• **TASK DIRECTIONS**: Transcribe the records below exactly, leaving out any pictures.

• **DATA PROVIDED**:
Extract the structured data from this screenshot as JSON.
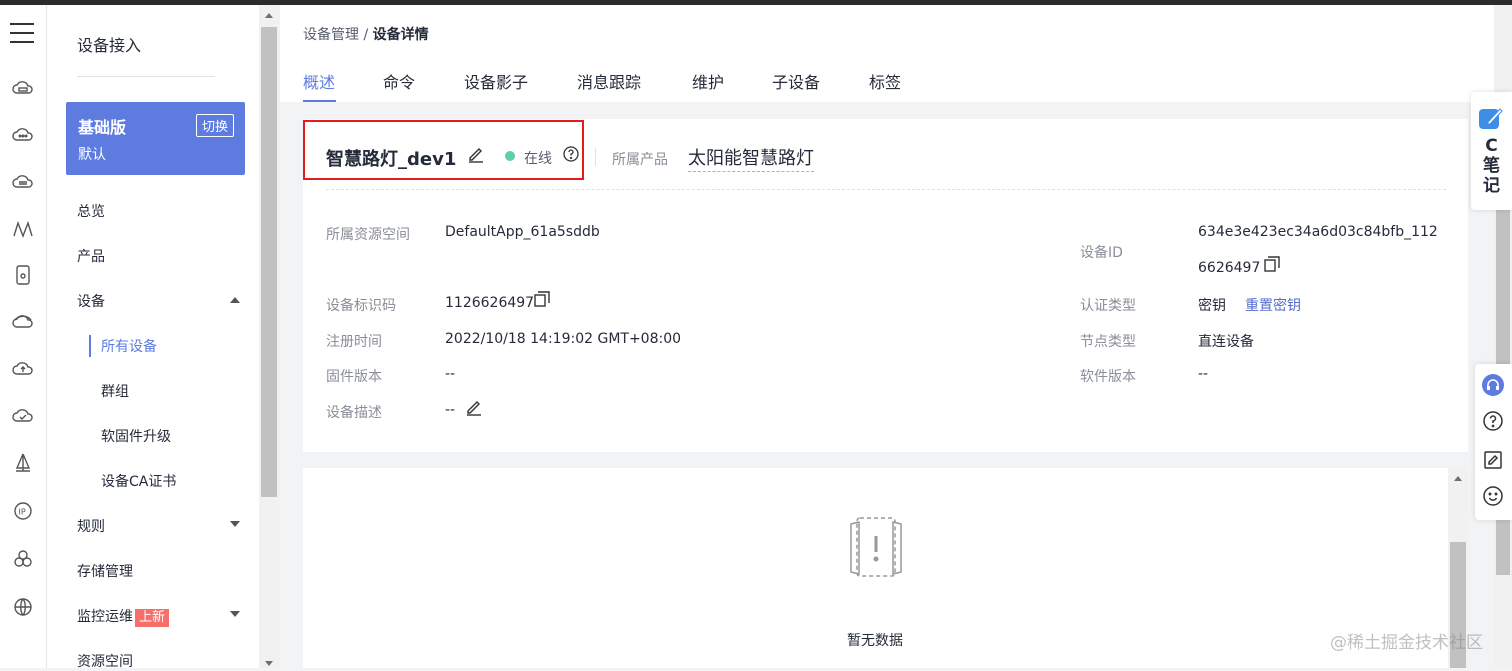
{
  "rail": {
    "icons": [
      "cloud-box-icon",
      "cloud-dots-icon",
      "cloud-db-icon",
      "mountain-icon",
      "phone-icon",
      "cloud-ring-icon",
      "cloud-upload-icon",
      "cloud-check-icon",
      "sail-icon",
      "ip-icon",
      "cluster-icon",
      "globe-w-icon"
    ]
  },
  "sidebar": {
    "title": "设备接入",
    "edition": {
      "name": "基础版",
      "sub": "默认",
      "switch_label": "切换"
    },
    "items": {
      "overview": "总览",
      "product": "产品",
      "device": "设备",
      "all_devices": "所有设备",
      "groups": "群组",
      "firmware": "软固件升级",
      "ca_cert": "设备CA证书",
      "rules": "规则",
      "storage": "存储管理",
      "monitor": "监控运维",
      "monitor_badge": "上新",
      "resource": "资源空间"
    }
  },
  "breadcrumb": {
    "parent": "设备管理",
    "separator": " / ",
    "current": "设备详情"
  },
  "tabs": [
    "概述",
    "命令",
    "设备影子",
    "消息跟踪",
    "维护",
    "子设备",
    "标签"
  ],
  "device": {
    "name": "智慧路灯_dev1",
    "status": "在线",
    "product_label": "所属产品",
    "product_value": "太阳能智慧路灯"
  },
  "fields": {
    "resource_space_label": "所属资源空间",
    "resource_space_value": "DefaultApp_61a5sddb",
    "device_id_label": "设备ID",
    "device_id_line1": "634e3e423ec34a6d03c84bfb_112",
    "device_id_line2": "6626497",
    "identifier_label": "设备标识码",
    "identifier_value": "1126626497",
    "auth_label": "认证类型",
    "auth_value": "密钥",
    "auth_link": "重置密钥",
    "reg_time_label": "注册时间",
    "reg_time_value": "2022/10/18 14:19:02 GMT+08:00",
    "node_type_label": "节点类型",
    "node_type_value": "直连设备",
    "firmware_label": "固件版本",
    "firmware_value": "--",
    "software_label": "软件版本",
    "software_value": "--",
    "desc_label": "设备描述",
    "desc_value": "--"
  },
  "empty": {
    "text": "暂无数据"
  },
  "floating": {
    "note_text": "C笔记"
  },
  "watermark": "@稀土掘金技术社区",
  "colors": {
    "accent": "#5e7ce0",
    "online": "#5dd0a8",
    "highlight": "#e11d1d",
    "badge": "#f66f6a"
  }
}
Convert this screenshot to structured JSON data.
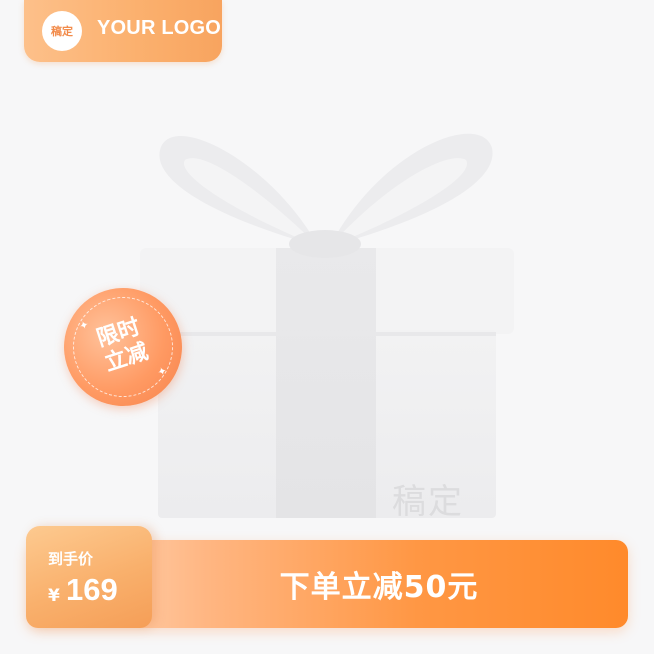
{
  "logo": {
    "mark": "稿定",
    "text": "YOUR LOGO"
  },
  "gift": {
    "watermark": "稿定"
  },
  "sticker": {
    "line1": "限时",
    "line2": "立减"
  },
  "price": {
    "label": "到手价",
    "currency": "¥",
    "value": "169"
  },
  "promo": {
    "text": "下单立减50元"
  },
  "colors": {
    "accent": "#ff8a2b",
    "accent_light": "#fdc08a",
    "background": "#f7f7f8"
  }
}
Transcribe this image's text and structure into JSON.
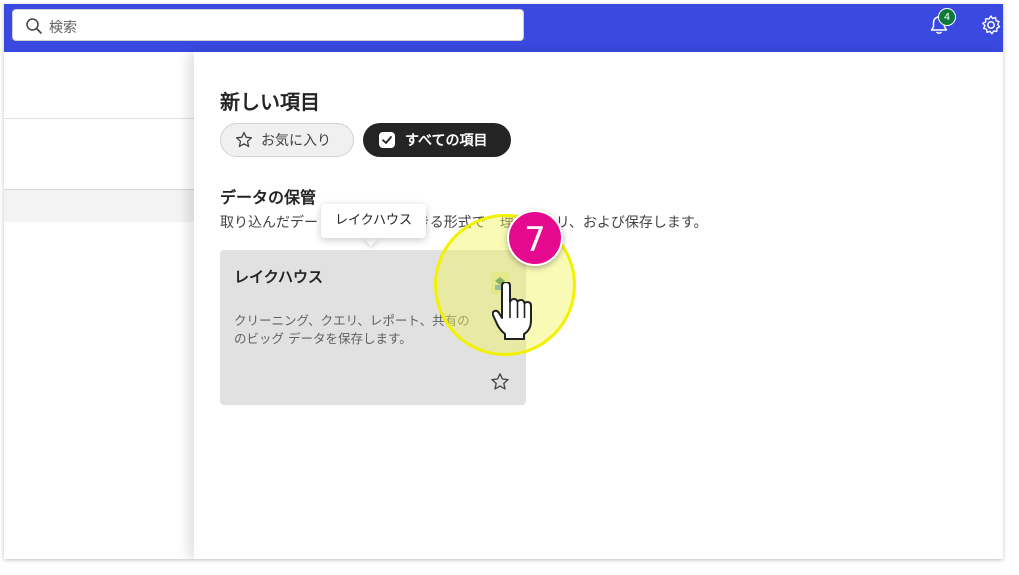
{
  "topbar": {
    "search_placeholder": "検索",
    "notification_count": "4",
    "accent_color": "#3a49e0"
  },
  "panel": {
    "title": "新しい項目",
    "filters": [
      {
        "label": "お気に入り",
        "icon": "star-icon",
        "selected": false
      },
      {
        "label": "すべての項目",
        "icon": "checkbox-icon",
        "selected": true
      }
    ],
    "section": {
      "title": "データの保管",
      "description": "取り込んだデー　　　　　得できる形式で　理、クエリ、および保存します。"
    },
    "card": {
      "title": "レイクハウス",
      "description": "クリーニング、クエリ、レポート、共有の　　のビッグ データを保存します。",
      "icon": "lakehouse-icon",
      "favorite_icon": "star-icon"
    },
    "tooltip": "レイクハウス"
  },
  "annotation": {
    "step_number": "7",
    "step_color": "#e4098e",
    "highlight_color": "#f2f200"
  }
}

• **FINAL RESULT**:
Extract the structured data from this screenshot as JSON.
{
  "rail": {
    "icons": [
      "cloud-box-icon",
      "cloud-dots-icon",
      "cloud-db-icon",
      "mountain-icon",
      "phone-icon",
      "cloud-ring-icon",
      "cloud-upload-icon",
      "cloud-check-icon",
      "sail-icon",
      "ip-icon",
      "cluster-icon",
      "globe-w-icon"
    ]
  },
  "sidebar": {
    "title": "设备接入",
    "edition": {
      "name": "基础版",
      "sub": "默认",
      "switch_label": "切换"
    },
    "items": {
      "overview": "总览",
      "product": "产品",
      "device": "设备",
      "all_devices": "所有设备",
      "groups": "群组",
      "firmware": "软固件升级",
      "ca_cert": "设备CA证书",
      "rules": "规则",
      "storage": "存储管理",
      "monitor": "监控运维",
      "monitor_badge": "上新",
      "resource": "资源空间"
    }
  },
  "breadcrumb": {
    "parent": "设备管理",
    "separator": " / ",
    "current": "设备详情"
  },
  "tabs": [
    "概述",
    "命令",
    "设备影子",
    "消息跟踪",
    "维护",
    "子设备",
    "标签"
  ],
  "device": {
    "name": "智慧路灯_dev1",
    "status": "在线",
    "product_label": "所属产品",
    "product_value": "太阳能智慧路灯"
  },
  "fields": {
    "resource_space_label": "所属资源空间",
    "resource_space_value": "DefaultApp_61a5sddb",
    "device_id_label": "设备ID",
    "device_id_line1": "634e3e423ec34a6d03c84bfb_112",
    "device_id_line2": "6626497",
    "identifier_label": "设备标识码",
    "identifier_value": "1126626497",
    "auth_label": "认证类型",
    "auth_value": "密钥",
    "auth_link": "重置密钥",
    "reg_time_label": "注册时间",
    "reg_time_value": "2022/10/18 14:19:02 GMT+08:00",
    "node_type_label": "节点类型",
    "node_type_value": "直连设备",
    "firmware_label": "固件版本",
    "firmware_value": "--",
    "software_label": "软件版本",
    "software_value": "--",
    "desc_label": "设备描述",
    "desc_value": "--"
  },
  "empty": {
    "text": "暂无数据"
  },
  "floating": {
    "note_text": "C笔记"
  },
  "watermark": "@稀土掘金技术社区",
  "colors": {
    "accent": "#5e7ce0",
    "online": "#5dd0a8",
    "highlight": "#e11d1d",
    "badge": "#f66f6a"
  }
}
Convert this screenshot to structured JSON data.
{
  "logo": {
    "mark": "稿定",
    "text": "YOUR LOGO"
  },
  "gift": {
    "watermark": "稿定"
  },
  "sticker": {
    "line1": "限时",
    "line2": "立减"
  },
  "price": {
    "label": "到手价",
    "currency": "¥",
    "value": "169"
  },
  "promo": {
    "text": "下单立减50元"
  },
  "colors": {
    "accent": "#ff8a2b",
    "accent_light": "#fdc08a",
    "background": "#f7f7f8"
  }
}
Transcribe this image's text and structure into JSON.
{
  "topbar": {
    "search_placeholder": "検索",
    "notification_count": "4",
    "accent_color": "#3a49e0"
  },
  "panel": {
    "title": "新しい項目",
    "filters": [
      {
        "label": "お気に入り",
        "icon": "star-icon",
        "selected": false
      },
      {
        "label": "すべての項目",
        "icon": "checkbox-icon",
        "selected": true
      }
    ],
    "section": {
      "title": "データの保管",
      "description": "取り込んだデー　　　　　得できる形式で　理、クエリ、および保存します。"
    },
    "card": {
      "title": "レイクハウス",
      "description": "クリーニング、クエリ、レポート、共有の　　のビッグ データを保存します。",
      "icon": "lakehouse-icon",
      "favorite_icon": "star-icon"
    },
    "tooltip": "レイクハウス"
  },
  "annotation": {
    "step_number": "7",
    "step_color": "#e4098e",
    "highlight_color": "#f2f200"
  }
}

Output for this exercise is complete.